▼

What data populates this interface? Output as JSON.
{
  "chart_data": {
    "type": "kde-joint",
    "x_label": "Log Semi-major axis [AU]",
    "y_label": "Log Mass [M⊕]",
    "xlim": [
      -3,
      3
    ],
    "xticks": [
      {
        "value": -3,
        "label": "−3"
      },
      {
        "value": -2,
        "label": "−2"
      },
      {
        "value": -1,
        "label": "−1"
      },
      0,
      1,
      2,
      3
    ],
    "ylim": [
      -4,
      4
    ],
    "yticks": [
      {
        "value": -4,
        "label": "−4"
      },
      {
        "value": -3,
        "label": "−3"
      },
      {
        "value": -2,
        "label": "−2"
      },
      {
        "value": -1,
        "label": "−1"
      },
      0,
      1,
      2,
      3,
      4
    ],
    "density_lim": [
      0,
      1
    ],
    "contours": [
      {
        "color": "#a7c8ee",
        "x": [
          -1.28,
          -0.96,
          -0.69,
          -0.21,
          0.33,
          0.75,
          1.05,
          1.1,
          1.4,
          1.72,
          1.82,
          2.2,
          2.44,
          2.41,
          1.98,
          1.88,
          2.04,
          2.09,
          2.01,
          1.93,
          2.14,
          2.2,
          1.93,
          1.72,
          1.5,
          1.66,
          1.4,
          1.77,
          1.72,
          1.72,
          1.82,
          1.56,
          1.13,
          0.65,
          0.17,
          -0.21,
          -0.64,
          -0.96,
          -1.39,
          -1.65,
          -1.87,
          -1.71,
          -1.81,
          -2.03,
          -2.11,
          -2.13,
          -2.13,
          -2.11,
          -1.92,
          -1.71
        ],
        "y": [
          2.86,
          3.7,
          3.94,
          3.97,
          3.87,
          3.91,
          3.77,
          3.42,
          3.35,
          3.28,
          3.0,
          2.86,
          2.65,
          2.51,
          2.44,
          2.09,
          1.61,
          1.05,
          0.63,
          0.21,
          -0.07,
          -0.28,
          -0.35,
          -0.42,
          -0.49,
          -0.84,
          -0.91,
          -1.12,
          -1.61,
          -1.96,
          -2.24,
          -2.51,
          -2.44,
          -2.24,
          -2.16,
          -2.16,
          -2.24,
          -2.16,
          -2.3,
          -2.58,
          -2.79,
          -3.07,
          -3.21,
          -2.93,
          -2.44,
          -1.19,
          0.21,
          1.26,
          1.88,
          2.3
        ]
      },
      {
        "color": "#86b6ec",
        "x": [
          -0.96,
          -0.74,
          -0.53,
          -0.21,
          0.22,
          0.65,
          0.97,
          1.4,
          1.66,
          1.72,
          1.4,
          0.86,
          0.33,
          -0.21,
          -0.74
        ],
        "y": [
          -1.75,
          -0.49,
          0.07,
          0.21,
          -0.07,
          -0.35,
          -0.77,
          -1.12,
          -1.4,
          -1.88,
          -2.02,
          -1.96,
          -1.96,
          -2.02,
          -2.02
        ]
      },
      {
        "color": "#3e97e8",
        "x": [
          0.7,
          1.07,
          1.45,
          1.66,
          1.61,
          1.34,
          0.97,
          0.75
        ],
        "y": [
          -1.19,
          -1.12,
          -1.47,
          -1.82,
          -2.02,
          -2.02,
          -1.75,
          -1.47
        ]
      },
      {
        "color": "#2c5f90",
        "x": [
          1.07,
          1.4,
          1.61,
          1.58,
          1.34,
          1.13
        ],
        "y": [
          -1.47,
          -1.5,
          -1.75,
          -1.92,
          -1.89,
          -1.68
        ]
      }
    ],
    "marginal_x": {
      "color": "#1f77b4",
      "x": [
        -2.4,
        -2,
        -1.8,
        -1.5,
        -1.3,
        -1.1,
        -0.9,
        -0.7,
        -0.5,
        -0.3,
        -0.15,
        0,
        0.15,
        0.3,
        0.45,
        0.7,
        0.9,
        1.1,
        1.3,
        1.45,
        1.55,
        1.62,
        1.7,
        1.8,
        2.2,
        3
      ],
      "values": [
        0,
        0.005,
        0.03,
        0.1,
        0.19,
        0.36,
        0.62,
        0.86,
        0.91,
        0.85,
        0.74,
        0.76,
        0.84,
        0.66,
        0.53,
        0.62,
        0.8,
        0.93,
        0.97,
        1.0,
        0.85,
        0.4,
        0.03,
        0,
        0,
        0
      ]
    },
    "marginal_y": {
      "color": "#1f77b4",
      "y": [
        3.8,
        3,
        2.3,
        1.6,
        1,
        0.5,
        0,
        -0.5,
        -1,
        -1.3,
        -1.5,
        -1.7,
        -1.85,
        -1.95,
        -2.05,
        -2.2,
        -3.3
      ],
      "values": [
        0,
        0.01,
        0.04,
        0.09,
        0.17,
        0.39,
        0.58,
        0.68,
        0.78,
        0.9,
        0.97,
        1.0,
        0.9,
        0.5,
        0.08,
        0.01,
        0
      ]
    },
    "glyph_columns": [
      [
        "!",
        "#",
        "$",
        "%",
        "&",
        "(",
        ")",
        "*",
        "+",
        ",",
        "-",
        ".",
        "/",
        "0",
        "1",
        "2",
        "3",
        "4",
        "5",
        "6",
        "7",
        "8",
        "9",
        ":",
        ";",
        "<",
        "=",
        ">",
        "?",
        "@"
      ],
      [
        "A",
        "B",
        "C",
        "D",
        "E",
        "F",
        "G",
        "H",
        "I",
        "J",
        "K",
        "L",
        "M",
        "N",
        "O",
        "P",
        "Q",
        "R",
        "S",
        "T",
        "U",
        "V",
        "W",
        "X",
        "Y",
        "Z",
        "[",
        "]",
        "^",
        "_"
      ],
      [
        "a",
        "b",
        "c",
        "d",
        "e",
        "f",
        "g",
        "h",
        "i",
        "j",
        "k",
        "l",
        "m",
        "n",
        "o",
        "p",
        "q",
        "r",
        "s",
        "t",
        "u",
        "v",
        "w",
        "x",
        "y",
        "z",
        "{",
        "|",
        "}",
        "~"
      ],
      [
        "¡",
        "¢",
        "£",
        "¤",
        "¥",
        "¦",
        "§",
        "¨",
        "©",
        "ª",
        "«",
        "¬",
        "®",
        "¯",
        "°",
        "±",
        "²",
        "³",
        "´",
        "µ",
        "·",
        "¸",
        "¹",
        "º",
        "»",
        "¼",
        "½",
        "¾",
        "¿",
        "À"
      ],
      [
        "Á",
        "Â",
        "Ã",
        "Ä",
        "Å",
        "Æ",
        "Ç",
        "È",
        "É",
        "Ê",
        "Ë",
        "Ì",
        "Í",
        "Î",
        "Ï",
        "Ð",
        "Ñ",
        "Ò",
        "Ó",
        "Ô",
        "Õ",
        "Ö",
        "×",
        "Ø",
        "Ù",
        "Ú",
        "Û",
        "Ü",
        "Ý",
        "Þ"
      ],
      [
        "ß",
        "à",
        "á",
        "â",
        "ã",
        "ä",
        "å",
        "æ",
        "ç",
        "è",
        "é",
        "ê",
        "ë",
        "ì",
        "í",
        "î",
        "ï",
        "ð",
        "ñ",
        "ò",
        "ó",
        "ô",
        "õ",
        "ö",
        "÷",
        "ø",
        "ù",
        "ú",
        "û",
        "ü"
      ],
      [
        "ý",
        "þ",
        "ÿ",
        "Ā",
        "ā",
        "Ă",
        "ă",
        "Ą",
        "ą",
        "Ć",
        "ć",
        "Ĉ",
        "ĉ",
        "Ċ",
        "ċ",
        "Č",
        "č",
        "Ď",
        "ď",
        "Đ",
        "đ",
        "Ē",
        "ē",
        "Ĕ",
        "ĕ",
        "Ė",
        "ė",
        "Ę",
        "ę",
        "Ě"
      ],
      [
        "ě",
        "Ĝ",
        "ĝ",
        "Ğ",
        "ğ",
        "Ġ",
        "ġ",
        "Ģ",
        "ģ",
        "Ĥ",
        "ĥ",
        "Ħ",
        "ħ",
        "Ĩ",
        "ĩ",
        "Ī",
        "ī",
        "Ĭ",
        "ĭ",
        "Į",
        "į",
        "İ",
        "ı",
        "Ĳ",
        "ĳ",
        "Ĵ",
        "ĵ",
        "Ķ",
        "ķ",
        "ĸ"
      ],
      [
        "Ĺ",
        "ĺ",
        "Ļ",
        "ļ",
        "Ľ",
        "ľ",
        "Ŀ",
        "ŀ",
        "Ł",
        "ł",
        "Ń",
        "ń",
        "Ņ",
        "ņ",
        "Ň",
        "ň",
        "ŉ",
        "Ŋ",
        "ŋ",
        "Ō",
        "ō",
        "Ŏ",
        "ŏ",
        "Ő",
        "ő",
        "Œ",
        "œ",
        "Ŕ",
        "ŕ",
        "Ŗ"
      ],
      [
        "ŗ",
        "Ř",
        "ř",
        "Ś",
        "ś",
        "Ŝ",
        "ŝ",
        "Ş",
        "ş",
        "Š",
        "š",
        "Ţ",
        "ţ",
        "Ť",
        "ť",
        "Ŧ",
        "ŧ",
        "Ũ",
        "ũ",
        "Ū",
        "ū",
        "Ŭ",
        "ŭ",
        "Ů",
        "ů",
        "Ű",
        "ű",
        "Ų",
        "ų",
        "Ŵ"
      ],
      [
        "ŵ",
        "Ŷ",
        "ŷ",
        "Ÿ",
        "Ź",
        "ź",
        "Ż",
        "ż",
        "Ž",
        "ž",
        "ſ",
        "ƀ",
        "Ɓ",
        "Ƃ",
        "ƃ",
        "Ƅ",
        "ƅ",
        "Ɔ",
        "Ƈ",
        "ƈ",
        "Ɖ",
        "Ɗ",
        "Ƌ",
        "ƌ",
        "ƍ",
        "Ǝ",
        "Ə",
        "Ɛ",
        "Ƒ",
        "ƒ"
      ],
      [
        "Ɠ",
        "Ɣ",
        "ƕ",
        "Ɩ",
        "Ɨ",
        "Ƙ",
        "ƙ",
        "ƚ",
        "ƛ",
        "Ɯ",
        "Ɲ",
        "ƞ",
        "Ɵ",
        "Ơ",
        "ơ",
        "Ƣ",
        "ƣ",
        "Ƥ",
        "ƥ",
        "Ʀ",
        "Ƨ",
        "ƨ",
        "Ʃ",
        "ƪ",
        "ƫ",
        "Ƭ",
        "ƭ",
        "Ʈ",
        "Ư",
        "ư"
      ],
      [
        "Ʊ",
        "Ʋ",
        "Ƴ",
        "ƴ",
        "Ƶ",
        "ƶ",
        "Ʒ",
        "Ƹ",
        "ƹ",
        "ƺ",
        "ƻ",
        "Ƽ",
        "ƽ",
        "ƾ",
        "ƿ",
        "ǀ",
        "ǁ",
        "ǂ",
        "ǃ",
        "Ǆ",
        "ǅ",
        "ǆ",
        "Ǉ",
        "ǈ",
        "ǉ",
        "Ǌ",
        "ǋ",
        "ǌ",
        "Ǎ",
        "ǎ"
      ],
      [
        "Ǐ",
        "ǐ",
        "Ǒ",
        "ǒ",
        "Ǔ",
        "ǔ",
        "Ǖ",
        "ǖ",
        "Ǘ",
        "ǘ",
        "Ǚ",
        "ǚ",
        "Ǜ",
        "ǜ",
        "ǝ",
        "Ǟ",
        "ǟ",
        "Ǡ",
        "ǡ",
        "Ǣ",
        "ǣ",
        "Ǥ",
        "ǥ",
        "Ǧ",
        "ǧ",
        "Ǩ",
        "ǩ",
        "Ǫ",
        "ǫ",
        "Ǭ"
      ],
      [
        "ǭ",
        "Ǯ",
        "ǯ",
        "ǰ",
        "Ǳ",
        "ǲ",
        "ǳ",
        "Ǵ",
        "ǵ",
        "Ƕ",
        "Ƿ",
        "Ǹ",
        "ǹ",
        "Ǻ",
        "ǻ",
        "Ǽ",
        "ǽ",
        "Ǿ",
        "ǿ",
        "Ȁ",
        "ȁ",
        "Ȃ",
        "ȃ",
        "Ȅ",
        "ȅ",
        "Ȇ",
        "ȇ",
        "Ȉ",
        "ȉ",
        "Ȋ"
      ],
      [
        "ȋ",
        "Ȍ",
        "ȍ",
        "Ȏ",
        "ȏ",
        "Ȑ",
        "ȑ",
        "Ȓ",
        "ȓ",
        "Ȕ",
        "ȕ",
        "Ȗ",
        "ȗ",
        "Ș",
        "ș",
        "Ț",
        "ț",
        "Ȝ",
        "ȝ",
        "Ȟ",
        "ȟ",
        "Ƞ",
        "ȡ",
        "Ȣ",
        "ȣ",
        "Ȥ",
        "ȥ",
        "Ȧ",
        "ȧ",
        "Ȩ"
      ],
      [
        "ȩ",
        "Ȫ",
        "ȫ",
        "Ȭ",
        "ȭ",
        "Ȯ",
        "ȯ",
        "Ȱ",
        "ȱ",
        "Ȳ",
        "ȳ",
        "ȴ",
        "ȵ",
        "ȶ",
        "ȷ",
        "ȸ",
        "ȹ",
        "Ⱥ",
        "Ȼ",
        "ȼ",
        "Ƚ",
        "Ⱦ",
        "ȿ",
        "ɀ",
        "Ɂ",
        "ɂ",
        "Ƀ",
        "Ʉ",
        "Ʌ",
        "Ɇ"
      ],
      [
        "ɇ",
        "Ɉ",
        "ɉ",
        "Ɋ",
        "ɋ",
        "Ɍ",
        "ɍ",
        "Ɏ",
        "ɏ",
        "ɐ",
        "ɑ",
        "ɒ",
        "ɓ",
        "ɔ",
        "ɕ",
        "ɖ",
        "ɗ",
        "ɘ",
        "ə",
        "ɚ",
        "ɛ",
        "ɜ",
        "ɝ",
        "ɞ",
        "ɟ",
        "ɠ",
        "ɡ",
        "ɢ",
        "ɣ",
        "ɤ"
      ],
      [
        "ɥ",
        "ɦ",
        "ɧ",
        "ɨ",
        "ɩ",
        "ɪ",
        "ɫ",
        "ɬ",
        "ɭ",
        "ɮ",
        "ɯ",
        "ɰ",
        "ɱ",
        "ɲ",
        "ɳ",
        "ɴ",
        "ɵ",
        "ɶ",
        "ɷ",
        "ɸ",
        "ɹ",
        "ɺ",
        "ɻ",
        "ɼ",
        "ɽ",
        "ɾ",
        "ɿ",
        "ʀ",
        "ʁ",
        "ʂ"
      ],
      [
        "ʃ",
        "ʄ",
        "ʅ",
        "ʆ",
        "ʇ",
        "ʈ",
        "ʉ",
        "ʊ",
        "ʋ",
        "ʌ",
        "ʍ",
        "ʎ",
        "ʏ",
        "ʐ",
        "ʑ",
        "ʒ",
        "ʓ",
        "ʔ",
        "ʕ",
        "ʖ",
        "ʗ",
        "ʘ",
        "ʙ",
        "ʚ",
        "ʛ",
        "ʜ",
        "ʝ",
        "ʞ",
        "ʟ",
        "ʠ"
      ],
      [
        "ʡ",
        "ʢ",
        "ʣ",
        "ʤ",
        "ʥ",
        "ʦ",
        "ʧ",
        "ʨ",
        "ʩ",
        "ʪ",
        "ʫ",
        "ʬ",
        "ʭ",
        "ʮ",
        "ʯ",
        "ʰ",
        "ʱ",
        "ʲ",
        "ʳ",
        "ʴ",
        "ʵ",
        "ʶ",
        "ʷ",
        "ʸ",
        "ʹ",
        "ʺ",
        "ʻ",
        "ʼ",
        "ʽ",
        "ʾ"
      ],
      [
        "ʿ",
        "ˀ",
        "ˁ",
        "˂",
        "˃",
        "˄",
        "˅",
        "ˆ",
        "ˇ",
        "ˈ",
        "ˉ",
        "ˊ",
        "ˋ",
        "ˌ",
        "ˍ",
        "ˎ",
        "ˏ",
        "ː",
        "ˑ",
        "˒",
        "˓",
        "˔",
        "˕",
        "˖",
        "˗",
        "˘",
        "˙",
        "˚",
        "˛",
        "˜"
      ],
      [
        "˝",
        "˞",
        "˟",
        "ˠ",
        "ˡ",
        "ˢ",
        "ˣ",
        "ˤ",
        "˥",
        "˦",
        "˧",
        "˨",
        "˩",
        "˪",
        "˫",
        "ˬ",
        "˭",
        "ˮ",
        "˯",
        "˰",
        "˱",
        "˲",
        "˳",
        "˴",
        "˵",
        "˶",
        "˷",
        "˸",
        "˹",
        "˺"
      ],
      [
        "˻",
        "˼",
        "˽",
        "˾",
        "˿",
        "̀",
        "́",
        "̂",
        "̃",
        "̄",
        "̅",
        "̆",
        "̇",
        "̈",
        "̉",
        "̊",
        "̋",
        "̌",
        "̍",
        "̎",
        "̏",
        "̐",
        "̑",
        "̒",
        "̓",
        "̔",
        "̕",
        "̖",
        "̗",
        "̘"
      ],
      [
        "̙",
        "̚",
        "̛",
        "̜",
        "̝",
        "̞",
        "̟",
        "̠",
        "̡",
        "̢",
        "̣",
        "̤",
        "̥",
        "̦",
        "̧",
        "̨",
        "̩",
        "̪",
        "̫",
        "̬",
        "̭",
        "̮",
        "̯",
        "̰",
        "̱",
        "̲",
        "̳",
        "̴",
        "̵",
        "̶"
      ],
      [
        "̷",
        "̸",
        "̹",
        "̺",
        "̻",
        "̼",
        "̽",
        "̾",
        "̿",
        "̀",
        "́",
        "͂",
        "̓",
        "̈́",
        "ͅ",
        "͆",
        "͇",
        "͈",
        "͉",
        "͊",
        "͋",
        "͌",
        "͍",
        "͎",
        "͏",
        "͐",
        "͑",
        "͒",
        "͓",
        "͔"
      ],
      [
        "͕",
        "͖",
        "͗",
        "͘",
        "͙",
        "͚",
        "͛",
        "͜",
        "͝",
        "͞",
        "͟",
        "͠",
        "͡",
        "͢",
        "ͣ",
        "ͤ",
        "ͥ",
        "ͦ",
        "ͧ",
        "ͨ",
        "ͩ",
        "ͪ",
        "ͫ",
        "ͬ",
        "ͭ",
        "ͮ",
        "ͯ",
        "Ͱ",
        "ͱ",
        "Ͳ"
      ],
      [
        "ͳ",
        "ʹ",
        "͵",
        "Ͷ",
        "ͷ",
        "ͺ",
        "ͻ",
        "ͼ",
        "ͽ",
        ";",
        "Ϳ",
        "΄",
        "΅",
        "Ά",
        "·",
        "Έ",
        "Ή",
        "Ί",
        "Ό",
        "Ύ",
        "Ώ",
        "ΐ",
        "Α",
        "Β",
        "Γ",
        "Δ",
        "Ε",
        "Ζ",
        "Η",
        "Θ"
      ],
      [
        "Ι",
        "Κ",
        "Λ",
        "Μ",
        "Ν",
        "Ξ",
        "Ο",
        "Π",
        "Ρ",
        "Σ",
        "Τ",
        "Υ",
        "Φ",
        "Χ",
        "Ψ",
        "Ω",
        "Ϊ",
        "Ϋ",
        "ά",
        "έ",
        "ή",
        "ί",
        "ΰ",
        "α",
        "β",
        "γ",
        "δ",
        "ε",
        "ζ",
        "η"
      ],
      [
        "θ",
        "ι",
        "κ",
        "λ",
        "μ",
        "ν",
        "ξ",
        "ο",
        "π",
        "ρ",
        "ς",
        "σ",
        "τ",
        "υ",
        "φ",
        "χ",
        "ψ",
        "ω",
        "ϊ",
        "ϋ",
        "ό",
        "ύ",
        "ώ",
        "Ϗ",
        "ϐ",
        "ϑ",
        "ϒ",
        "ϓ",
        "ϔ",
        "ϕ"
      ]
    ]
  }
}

▲

What is required:
Go through the listing above line by line and say how many lines hold the word "color". Reply with that number only.

The solution:
6